---------- Records for processing ----------

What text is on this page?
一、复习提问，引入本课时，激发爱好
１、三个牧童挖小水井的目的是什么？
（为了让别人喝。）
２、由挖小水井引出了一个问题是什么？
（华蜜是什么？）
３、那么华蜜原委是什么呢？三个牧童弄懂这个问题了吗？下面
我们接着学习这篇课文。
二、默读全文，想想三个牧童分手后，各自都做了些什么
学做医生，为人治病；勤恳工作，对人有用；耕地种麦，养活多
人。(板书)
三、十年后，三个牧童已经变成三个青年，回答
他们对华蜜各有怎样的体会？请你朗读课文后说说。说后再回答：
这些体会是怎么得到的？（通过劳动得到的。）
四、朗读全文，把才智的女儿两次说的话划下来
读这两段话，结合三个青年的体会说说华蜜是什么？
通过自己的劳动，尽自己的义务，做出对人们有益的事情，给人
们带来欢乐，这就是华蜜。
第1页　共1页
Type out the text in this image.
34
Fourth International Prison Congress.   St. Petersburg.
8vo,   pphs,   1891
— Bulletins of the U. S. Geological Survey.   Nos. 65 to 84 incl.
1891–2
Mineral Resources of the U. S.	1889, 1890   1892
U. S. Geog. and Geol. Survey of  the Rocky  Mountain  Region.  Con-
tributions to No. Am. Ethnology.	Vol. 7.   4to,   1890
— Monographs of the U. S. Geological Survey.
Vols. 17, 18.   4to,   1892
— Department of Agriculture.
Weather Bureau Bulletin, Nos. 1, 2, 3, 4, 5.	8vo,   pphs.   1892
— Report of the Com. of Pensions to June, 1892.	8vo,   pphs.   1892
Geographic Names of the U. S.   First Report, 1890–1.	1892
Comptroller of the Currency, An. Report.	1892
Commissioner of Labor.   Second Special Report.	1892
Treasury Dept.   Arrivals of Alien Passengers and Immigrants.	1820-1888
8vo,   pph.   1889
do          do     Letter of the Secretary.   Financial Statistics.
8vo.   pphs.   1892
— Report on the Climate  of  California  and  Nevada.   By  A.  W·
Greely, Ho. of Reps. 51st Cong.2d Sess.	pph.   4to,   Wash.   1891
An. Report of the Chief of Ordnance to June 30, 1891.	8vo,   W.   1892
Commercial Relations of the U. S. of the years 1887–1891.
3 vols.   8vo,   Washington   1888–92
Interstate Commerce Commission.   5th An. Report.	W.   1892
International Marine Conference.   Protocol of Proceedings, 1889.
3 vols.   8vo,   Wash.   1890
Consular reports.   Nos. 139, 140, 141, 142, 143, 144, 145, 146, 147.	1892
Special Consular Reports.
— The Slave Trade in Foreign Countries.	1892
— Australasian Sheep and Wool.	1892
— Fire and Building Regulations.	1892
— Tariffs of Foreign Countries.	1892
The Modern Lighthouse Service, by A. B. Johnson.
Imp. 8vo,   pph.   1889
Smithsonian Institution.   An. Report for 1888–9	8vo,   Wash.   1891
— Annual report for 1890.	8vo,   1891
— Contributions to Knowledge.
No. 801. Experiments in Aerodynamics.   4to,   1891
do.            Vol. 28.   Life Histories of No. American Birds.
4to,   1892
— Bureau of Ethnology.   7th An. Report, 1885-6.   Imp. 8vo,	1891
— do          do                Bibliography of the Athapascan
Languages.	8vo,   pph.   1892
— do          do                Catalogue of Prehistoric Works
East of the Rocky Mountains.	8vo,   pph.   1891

----------

Reproduce all data above, unchanged.

▶ _Correct output_:
What text is on this page?
一、复习提问，引入本课时，激发爱好
１、三个牧童挖小水井的目的是什么？
（为了让别人喝。）
２、由挖小水井引出了一个问题是什么？
（华蜜是什么？）
３、那么华蜜原委是什么呢？三个牧童弄懂这个问题了吗？下面
我们接着学习这篇课文。
二、默读全文，想想三个牧童分手后，各自都做了些什么
学做医生，为人治病；勤恳工作，对人有用；耕地种麦，养活多
人。(板书)
三、十年后，三个牧童已经变成三个青年，回答
他们对华蜜各有怎样的体会？请你朗读课文后说说。说后再回答：
这些体会是怎么得到的？（通过劳动得到的。）
四、朗读全文，把才智的女儿两次说的话划下来
读这两段话，结合三个青年的体会说说华蜜是什么？
通过自己的劳动，尽自己的义务，做出对人们有益的事情，给人
们带来欢乐，这就是华蜜。
第1页　共1页
Type out the text in this image.
34
Fourth International Prison Congress.   St. Petersburg.
8vo,   pphs,   1891
— Bulletins of the U. S. Geological Survey.   Nos. 65 to 84 incl.
1891–2
Mineral Resources of the U. S.	1889, 1890   1892
U. S. Geog. and Geol. Survey of  the Rocky  Mountain  Region.  Con-
tributions to No. Am. Ethnology.	Vol. 7.   4to,   1890
— Monographs of the U. S. Geological Survey.
Vols. 17, 18.   4to,   1892
— Department of Agriculture.
Weather Bureau Bulletin, Nos. 1, 2, 3, 4, 5.	8vo,   pphs.   1892
— Report of the Com. of Pensions to June, 1892.	8vo,   pphs.   1892
Geographic Names of the U. S.   First Report, 1890–1.	1892
Comptroller of the Currency, An. Report.	1892
Commissioner of Labor.   Second Special Report.	1892
Treasury Dept.   Arrivals of Alien Passengers and Immigrants.	1820-1888
8vo,   pph.   1889
do          do     Letter of the Secretary.   Financial Statistics.
8vo.   pphs.   1892
— Report on the Climate  of  California  and  Nevada.   By  A.  W·
Greely, Ho. of Reps. 51st Cong.2d Sess.	pph.   4to,   Wash.   1891
An. Report of the Chief of Ordnance to June 30, 1891.	8vo,   W.   1892
Commercial Relations of the U. S. of the years 1887–1891.
3 vols.   8vo,   Washington   1888–92
Interstate Commerce Commission.   5th An. Report.	W.   1892
International Marine Conference.   Protocol of Proceedings, 1889.
3 vols.   8vo,   Wash.   1890
Consular reports.   Nos. 139, 140, 141, 142, 143, 144, 145, 146, 147.	1892
Special Consular Reports.
— The Slave Trade in Foreign Countries.	1892
— Australasian Sheep and Wool.	1892
— Fire and Building Regulations.	1892
— Tariffs of Foreign Countries.	1892
The Modern Lighthouse Service, by A. B. Johnson.
Imp. 8vo,   pph.   1889
Smithsonian Institution.   An. Report for 1888–9	8vo,   Wash.   1891
— Annual report for 1890.	8vo,   1891
— Contributions to Knowledge.
No. 801. Experiments in Aerodynamics.   4to,   1891
do.            Vol. 28.   Life Histories of No. American Birds.
4to,   1892
— Bureau of Ethnology.   7th An. Report, 1885-6.   Imp. 8vo,	1891
— do          do                Bibliography of the Athapascan
Languages.	8vo,   pph.   1892
— do          do                Catalogue of Prehistoric Works
East of the Rocky Mountains.	8vo,   pph.   1891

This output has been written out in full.